*Daten*
************

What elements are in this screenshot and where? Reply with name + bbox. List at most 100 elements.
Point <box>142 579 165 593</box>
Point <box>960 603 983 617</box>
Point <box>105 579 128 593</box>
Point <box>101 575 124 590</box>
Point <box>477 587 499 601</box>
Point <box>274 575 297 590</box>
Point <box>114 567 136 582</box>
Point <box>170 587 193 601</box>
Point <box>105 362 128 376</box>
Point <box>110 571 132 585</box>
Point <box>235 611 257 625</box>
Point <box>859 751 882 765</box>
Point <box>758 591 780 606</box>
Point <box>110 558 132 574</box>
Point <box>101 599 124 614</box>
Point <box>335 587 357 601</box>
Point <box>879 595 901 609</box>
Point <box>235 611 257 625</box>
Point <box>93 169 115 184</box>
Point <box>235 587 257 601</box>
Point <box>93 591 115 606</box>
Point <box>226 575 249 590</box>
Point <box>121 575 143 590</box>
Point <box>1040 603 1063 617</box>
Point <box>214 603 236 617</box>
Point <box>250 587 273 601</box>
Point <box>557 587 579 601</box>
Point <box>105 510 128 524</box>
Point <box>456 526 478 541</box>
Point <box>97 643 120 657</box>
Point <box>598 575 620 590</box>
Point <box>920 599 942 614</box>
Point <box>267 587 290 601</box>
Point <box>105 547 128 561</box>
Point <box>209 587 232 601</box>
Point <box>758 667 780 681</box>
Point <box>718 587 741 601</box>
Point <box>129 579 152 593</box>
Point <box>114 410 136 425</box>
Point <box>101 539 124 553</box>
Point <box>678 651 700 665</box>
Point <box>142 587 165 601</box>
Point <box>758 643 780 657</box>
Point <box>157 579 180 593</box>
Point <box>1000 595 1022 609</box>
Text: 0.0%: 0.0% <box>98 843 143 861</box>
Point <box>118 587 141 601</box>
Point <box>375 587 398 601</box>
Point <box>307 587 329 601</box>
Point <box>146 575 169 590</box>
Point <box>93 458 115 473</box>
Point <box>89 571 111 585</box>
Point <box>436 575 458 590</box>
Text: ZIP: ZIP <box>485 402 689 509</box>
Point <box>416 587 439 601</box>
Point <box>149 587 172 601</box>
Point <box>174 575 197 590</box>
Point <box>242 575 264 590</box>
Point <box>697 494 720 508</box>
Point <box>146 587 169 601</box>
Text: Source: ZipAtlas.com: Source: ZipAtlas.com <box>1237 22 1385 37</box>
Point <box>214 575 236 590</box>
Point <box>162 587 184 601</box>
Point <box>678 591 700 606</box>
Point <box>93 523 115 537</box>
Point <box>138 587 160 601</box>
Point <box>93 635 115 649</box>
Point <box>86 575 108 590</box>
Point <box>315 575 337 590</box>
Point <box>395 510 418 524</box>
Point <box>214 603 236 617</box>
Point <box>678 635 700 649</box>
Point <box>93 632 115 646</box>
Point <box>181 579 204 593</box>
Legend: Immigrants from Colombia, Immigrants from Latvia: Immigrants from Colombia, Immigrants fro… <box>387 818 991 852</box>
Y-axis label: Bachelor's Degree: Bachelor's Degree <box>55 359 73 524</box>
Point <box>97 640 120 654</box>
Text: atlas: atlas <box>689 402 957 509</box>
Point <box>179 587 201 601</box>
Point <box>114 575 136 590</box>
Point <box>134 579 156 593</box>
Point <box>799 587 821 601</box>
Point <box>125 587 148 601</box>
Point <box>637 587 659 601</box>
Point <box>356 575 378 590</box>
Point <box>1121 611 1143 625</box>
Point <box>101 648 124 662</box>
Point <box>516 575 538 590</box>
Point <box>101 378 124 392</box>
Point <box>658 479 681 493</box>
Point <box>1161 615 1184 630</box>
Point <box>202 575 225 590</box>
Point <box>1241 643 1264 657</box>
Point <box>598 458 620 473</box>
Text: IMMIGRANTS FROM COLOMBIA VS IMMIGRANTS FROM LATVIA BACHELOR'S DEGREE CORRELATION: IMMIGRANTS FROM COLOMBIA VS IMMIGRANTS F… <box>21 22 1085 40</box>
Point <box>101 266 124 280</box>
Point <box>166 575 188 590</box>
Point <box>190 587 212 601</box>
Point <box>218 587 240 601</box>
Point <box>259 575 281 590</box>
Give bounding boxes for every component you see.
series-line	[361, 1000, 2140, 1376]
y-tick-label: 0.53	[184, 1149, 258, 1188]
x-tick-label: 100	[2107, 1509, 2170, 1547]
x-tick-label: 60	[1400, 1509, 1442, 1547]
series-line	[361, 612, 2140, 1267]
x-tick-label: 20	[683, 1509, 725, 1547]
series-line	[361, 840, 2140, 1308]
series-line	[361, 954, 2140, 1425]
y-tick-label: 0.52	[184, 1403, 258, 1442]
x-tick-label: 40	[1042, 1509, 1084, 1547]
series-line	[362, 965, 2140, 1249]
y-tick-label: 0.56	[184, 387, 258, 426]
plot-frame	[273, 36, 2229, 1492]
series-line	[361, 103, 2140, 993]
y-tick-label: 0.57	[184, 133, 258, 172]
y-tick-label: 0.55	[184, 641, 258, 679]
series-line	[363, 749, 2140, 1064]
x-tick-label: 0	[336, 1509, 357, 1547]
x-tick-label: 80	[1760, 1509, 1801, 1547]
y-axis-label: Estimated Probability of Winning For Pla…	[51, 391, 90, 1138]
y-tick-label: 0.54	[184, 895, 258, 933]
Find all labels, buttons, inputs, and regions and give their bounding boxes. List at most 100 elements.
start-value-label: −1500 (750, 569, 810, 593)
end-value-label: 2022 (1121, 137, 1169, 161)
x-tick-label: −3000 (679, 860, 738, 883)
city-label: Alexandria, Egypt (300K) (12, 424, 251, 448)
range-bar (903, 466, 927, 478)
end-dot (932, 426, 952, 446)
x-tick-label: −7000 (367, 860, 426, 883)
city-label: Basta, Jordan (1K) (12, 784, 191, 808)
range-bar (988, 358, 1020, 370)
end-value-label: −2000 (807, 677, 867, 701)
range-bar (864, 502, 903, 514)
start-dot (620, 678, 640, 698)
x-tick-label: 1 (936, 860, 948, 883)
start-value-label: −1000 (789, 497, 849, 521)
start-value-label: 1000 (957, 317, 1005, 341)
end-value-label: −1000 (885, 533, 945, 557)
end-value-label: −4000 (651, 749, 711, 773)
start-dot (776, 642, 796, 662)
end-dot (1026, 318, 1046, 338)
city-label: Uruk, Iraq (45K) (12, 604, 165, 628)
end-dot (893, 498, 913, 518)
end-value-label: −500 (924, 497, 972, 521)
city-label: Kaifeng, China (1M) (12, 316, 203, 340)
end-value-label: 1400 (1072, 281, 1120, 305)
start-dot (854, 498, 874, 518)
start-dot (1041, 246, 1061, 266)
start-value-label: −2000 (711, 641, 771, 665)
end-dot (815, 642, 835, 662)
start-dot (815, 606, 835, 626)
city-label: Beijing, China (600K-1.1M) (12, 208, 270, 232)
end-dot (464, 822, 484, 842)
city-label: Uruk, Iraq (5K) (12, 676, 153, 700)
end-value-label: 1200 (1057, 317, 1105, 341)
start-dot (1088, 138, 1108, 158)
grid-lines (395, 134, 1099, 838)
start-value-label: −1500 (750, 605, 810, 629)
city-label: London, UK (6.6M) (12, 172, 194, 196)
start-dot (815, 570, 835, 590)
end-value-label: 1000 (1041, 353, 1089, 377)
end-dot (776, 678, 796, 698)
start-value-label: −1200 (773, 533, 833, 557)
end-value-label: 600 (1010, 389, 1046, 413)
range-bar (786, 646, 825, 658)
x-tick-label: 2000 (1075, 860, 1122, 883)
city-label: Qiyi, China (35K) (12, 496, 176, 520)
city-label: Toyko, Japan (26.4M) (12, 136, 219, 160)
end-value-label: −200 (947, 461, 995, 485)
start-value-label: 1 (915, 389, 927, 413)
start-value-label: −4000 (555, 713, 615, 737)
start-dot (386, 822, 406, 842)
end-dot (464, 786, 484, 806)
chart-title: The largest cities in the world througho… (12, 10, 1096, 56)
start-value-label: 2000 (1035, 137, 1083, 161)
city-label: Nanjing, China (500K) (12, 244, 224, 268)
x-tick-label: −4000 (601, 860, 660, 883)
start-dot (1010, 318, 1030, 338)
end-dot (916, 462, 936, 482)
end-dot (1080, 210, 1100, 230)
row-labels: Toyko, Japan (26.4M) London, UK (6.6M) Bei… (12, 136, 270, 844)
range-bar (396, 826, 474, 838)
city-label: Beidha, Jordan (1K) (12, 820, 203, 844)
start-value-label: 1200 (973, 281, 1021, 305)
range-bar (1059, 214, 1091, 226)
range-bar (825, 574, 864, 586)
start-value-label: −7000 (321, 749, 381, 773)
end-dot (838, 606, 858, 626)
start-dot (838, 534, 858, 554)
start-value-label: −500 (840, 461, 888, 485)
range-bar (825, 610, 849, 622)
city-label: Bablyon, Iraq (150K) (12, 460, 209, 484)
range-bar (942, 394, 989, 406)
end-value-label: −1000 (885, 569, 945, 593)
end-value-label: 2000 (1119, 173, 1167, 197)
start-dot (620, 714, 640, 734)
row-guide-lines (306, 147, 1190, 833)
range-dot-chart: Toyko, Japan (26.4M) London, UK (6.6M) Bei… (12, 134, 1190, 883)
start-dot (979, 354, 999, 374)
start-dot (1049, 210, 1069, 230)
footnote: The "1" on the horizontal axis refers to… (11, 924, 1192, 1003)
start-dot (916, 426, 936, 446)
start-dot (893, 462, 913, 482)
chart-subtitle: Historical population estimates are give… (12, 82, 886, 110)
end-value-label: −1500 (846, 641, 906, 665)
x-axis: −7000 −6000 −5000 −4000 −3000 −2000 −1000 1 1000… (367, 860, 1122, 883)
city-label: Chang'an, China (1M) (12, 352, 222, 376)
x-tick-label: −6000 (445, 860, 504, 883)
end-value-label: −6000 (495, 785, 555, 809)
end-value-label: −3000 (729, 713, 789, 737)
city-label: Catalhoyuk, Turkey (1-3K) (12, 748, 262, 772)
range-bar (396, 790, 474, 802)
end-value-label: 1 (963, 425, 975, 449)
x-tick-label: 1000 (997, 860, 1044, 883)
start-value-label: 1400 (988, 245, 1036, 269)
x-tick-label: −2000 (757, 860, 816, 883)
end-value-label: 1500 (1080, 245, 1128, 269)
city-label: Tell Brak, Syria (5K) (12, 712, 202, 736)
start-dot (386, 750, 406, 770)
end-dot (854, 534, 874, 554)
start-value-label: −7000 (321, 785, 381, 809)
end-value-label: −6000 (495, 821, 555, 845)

************

*Aufgabenstellung*
Überführe alles vom Anfang der Zeilen bis hinunter zu der Zeile mit „Point <box>477 587 499 601</box>“ in eine JSON-Liste aus Zeichenketten, mit je einem Eintrag pro Zeile. Leerzeilen lässt du weg.

*Richtige Antwort*
[
  "What elements are in this screenshot and where? Reply with name + bbox. List at most 100 elements.",
  "Point <box>142 579 165 593</box>",
  "Point <box>960 603 983 617</box>",
  "Point <box>105 579 128 593</box>",
  "Point <box>101 575 124 590</box>",
  "Point <box>477 587 499 601</box>"
]